GIVEN EXERCISE |
Output all records precisely as written.

[Start WORKING DATA]

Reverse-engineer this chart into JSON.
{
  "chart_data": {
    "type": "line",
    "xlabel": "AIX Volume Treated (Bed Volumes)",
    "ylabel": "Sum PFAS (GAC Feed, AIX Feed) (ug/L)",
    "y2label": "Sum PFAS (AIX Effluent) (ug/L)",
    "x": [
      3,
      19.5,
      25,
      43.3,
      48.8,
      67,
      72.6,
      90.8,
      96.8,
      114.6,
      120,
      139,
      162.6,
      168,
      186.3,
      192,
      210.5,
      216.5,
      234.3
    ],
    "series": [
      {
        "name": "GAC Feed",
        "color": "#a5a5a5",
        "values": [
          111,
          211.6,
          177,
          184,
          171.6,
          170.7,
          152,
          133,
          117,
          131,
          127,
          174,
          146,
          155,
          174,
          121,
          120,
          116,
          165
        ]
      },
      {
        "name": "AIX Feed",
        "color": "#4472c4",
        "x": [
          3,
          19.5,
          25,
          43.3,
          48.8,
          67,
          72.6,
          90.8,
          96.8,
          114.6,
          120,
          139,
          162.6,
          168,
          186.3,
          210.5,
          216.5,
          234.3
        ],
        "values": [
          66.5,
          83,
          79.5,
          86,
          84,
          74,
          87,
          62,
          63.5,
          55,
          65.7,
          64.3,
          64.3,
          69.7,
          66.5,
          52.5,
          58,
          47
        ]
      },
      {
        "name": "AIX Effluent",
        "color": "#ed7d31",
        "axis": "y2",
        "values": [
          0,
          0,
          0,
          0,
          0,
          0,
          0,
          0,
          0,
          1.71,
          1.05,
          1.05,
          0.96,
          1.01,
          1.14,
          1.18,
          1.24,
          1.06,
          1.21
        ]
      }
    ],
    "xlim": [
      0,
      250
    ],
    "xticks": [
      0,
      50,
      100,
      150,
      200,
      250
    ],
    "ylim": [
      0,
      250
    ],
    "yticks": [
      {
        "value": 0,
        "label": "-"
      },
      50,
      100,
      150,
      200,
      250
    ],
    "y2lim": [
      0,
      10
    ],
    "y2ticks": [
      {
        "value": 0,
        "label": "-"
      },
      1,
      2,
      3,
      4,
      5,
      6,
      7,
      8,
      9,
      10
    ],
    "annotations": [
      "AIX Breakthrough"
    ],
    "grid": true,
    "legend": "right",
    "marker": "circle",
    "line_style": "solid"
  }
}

[End WORKING DATA]

EXPECTED ANSWER |
Reverse-engineer this chart into JSON.
{
  "chart_data": {
    "type": "line",
    "xlabel": "AIX Volume Treated (Bed Volumes)",
    "ylabel": "Sum PFAS (GAC Feed, AIX Feed) (ug/L)",
    "y2label": "Sum PFAS (AIX Effluent) (ug/L)",
    "x": [
      3,
      19.5,
      25,
      43.3,
      48.8,
      67,
      72.6,
      90.8,
      96.8,
      114.6,
      120,
      139,
      162.6,
      168,
      186.3,
      192,
      210.5,
      216.5,
      234.3
    ],
    "series": [
      {
        "name": "GAC Feed",
        "color": "#a5a5a5",
        "values": [
          111,
          211.6,
          177,
          184,
          171.6,
          170.7,
          152,
          133,
          117,
          131,
          127,
          174,
          146,
          155,
          174,
          121,
          120,
          116,
          165
        ]
      },
      {
        "name": "AIX Feed",
        "color": "#4472c4",
        "x": [
          3,
          19.5,
          25,
          43.3,
          48.8,
          67,
          72.6,
          90.8,
          96.8,
          114.6,
          120,
          139,
          162.6,
          168,
          186.3,
          210.5,
          216.5,
          234.3
        ],
        "values": [
          66.5,
          83,
          79.5,
          86,
          84,
          74,
          87,
          62,
          63.5,
          55,
          65.7,
          64.3,
          64.3,
          69.7,
          66.5,
          52.5,
          58,
          47
        ]
      },
      {
        "name": "AIX Effluent",
        "color": "#ed7d31",
        "axis": "y2",
        "values": [
          0,
          0,
          0,
          0,
          0,
          0,
          0,
          0,
          0,
          1.71,
          1.05,
          1.05,
          0.96,
          1.01,
          1.14,
          1.18,
          1.24,
          1.06,
          1.21
        ]
      }
    ],
    "xlim": [
      0,
      250
    ],
    "xticks": [
      0,
      50,
      100,
      150,
      200,
      250
    ],
    "ylim": [
      0,
      250
    ],
    "yticks": [
      {
        "value": 0,
        "label": "-"
      },
      50,
      100,
      150,
      200,
      250
    ],
    "y2lim": [
      0,
      10
    ],
    "y2ticks": [
      {
        "value": 0,
        "label": "-"
      },
      1,
      2,
      3,
      4,
      5,
      6,
      7,
      8,
      9,
      10
    ],
    "annotations": [
      "AIX Breakthrough"
    ],
    "grid": true,
    "legend": "right",
    "marker": "circle",
    "line_style": "solid"
  }
}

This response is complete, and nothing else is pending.